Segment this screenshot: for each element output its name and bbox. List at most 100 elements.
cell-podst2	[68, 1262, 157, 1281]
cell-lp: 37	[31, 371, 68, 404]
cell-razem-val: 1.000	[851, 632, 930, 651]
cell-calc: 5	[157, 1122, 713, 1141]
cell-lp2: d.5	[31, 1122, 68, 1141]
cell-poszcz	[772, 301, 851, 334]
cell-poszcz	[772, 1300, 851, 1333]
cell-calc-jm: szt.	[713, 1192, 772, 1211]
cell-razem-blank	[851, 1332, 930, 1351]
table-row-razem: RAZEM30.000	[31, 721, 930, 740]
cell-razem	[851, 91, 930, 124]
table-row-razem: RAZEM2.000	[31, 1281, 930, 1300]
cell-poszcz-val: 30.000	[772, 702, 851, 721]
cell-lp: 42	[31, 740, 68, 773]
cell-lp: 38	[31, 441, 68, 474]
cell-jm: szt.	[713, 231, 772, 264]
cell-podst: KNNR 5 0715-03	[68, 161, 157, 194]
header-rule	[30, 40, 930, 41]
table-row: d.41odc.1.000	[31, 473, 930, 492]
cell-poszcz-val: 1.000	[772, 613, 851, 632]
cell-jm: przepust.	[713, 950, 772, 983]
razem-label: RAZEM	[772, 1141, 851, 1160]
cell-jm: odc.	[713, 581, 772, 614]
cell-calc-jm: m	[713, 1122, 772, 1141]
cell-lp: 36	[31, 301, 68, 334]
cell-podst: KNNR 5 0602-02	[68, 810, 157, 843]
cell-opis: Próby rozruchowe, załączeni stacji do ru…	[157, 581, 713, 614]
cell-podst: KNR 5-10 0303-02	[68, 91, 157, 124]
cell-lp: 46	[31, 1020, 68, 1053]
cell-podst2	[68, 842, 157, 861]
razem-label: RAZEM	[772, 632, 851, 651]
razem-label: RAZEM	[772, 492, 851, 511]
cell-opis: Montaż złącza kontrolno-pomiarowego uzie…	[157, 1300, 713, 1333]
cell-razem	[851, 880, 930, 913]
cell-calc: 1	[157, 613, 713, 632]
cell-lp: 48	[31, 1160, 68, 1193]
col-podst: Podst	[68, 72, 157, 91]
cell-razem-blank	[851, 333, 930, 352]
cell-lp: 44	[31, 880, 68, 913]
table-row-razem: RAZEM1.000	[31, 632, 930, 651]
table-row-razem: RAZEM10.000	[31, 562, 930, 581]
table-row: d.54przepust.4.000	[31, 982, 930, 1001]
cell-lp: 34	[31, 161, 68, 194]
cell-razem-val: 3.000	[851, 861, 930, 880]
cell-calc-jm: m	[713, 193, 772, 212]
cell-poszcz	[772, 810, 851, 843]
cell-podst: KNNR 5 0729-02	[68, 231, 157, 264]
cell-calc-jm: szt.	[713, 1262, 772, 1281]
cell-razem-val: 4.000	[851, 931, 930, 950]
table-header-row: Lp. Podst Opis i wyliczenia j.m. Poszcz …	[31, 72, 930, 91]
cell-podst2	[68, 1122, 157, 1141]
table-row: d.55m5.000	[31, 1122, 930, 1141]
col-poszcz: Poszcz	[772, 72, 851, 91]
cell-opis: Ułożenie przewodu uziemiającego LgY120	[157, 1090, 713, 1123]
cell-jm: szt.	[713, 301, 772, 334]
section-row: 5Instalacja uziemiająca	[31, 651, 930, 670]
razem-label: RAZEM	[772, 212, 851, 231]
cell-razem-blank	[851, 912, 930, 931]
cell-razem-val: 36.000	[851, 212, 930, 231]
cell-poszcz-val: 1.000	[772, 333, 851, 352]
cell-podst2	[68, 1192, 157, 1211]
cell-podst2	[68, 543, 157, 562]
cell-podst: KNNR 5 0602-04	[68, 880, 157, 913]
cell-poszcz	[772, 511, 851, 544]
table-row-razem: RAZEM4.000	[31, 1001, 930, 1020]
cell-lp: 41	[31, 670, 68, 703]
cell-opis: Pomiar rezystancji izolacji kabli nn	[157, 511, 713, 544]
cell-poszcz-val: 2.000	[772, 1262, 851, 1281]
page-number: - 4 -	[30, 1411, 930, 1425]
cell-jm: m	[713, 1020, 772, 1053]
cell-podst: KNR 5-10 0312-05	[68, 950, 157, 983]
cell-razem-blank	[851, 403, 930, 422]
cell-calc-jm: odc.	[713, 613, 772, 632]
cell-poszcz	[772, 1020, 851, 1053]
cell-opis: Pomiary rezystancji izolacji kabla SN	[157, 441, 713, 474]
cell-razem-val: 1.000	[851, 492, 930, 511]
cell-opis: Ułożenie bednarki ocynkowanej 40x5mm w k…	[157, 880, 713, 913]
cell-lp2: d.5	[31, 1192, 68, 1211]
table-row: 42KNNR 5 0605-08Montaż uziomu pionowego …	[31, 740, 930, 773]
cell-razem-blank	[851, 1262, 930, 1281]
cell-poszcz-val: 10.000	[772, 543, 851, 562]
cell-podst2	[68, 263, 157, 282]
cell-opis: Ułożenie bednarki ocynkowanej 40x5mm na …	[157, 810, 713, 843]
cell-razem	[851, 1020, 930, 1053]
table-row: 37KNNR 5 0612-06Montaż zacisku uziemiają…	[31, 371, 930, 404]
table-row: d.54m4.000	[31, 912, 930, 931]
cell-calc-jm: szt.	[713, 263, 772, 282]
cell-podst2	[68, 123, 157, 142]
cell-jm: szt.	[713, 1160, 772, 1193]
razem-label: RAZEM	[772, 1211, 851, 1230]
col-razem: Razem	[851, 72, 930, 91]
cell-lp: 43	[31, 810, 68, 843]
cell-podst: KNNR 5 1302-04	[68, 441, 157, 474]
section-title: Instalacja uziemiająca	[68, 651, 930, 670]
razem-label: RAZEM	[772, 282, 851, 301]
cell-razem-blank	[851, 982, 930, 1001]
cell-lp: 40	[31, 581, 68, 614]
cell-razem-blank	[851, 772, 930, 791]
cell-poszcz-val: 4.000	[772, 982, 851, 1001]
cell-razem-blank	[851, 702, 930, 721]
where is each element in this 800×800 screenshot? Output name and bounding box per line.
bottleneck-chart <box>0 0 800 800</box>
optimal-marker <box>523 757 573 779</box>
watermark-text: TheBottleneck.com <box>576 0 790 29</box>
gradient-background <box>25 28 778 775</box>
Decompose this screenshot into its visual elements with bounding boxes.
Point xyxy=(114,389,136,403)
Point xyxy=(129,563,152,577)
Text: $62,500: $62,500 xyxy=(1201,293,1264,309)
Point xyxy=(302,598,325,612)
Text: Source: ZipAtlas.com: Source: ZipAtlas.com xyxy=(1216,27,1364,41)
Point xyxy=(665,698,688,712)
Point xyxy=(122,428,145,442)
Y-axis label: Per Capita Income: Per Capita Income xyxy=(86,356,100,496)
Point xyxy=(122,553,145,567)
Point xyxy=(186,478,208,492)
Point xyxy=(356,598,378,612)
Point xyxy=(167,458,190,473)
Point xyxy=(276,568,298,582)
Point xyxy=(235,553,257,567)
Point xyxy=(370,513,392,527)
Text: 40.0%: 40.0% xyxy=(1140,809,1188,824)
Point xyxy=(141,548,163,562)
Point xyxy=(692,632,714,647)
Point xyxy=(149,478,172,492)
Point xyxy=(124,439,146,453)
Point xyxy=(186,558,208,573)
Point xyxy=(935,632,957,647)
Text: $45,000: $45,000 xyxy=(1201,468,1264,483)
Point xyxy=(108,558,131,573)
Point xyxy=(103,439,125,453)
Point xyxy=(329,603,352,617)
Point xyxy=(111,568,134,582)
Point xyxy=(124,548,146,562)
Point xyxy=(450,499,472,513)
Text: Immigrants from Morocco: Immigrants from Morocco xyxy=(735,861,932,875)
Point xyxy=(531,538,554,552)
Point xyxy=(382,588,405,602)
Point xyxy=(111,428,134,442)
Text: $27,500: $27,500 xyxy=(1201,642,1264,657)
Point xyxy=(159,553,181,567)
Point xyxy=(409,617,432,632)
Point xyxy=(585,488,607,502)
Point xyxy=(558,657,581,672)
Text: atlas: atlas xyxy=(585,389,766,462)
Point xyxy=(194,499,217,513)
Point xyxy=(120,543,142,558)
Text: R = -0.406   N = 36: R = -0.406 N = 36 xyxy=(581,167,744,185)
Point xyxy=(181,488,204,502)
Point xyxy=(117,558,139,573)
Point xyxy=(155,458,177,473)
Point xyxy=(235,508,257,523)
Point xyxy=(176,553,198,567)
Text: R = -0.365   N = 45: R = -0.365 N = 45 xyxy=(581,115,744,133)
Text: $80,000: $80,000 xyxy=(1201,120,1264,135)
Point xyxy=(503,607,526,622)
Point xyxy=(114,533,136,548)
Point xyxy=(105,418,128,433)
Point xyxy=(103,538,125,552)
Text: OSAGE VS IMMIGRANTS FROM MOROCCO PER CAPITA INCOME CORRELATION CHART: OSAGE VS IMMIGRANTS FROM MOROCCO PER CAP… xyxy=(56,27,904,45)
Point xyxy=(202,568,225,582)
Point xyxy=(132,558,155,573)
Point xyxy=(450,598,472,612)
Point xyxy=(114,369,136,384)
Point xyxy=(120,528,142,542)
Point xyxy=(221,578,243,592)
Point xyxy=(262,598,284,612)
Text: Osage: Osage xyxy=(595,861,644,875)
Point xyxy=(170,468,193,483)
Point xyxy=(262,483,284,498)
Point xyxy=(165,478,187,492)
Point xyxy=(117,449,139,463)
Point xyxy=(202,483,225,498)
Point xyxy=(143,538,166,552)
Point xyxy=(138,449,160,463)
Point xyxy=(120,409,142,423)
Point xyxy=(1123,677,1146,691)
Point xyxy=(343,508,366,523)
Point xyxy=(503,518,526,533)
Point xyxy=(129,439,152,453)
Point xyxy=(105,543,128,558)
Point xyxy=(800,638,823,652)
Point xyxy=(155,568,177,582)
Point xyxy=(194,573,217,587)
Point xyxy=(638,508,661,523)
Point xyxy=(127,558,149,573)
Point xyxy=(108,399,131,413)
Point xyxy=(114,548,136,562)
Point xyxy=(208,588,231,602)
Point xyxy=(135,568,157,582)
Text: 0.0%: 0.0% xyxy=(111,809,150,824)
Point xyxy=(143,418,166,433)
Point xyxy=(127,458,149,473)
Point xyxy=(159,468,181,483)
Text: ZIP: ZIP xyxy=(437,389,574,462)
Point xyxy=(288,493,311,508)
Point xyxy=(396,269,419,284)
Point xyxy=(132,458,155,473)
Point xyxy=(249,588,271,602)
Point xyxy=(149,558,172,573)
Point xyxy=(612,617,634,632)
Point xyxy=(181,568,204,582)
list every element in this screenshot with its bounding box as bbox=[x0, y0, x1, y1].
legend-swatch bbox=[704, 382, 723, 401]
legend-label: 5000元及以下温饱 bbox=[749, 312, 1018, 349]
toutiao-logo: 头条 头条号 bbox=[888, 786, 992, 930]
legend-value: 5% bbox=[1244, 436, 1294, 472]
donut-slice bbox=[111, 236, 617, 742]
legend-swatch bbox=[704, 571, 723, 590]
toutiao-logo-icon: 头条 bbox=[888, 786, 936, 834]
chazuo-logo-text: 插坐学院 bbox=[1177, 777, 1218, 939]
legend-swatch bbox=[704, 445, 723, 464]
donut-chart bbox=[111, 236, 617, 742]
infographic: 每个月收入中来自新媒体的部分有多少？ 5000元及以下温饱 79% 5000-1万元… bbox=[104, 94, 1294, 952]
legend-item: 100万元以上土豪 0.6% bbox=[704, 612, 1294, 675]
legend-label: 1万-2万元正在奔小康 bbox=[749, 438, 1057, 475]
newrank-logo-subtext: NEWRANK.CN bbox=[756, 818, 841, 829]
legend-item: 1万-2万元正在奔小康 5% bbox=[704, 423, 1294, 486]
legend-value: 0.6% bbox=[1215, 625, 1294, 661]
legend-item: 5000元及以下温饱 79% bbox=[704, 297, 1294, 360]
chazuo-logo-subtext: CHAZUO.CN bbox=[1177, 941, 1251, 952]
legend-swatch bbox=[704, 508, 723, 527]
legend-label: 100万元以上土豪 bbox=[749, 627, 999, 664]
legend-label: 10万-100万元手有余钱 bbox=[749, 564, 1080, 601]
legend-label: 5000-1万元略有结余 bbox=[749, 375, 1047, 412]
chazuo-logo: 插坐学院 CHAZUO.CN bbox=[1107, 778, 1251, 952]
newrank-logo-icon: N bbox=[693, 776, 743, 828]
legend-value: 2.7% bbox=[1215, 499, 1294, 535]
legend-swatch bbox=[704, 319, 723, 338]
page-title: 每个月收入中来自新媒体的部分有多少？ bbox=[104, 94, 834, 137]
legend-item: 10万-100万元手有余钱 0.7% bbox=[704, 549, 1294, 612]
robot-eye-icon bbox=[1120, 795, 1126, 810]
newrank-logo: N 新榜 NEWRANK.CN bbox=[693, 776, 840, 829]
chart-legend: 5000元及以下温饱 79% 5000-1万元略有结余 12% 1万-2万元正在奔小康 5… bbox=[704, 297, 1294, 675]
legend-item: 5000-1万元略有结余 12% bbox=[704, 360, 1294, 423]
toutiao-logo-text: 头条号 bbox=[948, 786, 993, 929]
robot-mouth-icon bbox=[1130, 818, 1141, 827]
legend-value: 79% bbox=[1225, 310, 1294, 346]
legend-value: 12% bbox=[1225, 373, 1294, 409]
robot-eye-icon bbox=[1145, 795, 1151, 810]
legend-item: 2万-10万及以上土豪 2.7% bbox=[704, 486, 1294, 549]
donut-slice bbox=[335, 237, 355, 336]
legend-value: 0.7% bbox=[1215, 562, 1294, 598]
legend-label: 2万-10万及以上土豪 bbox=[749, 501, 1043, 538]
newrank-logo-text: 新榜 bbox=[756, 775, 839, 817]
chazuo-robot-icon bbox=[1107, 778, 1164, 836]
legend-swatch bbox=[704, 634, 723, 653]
------------------------------------------------
**Task:** Copy the listing word for word, starting at its first line and ending at the line that contains "721, 930, 740]".

**The result:**
Segment this screenshot: for each element output its name and bbox. List at most 100 elements.
cell-podst2	[68, 1262, 157, 1281]
cell-lp: 37	[31, 371, 68, 404]
cell-razem-val: 1.000	[851, 632, 930, 651]
cell-calc: 5	[157, 1122, 713, 1141]
cell-lp2: d.5	[31, 1122, 68, 1141]
cell-poszcz	[772, 301, 851, 334]
cell-poszcz	[772, 1300, 851, 1333]
cell-calc-jm: szt.	[713, 1192, 772, 1211]
cell-razem-blank	[851, 1332, 930, 1351]
table-row-razem: RAZEM30.000	[31, 721, 930, 740]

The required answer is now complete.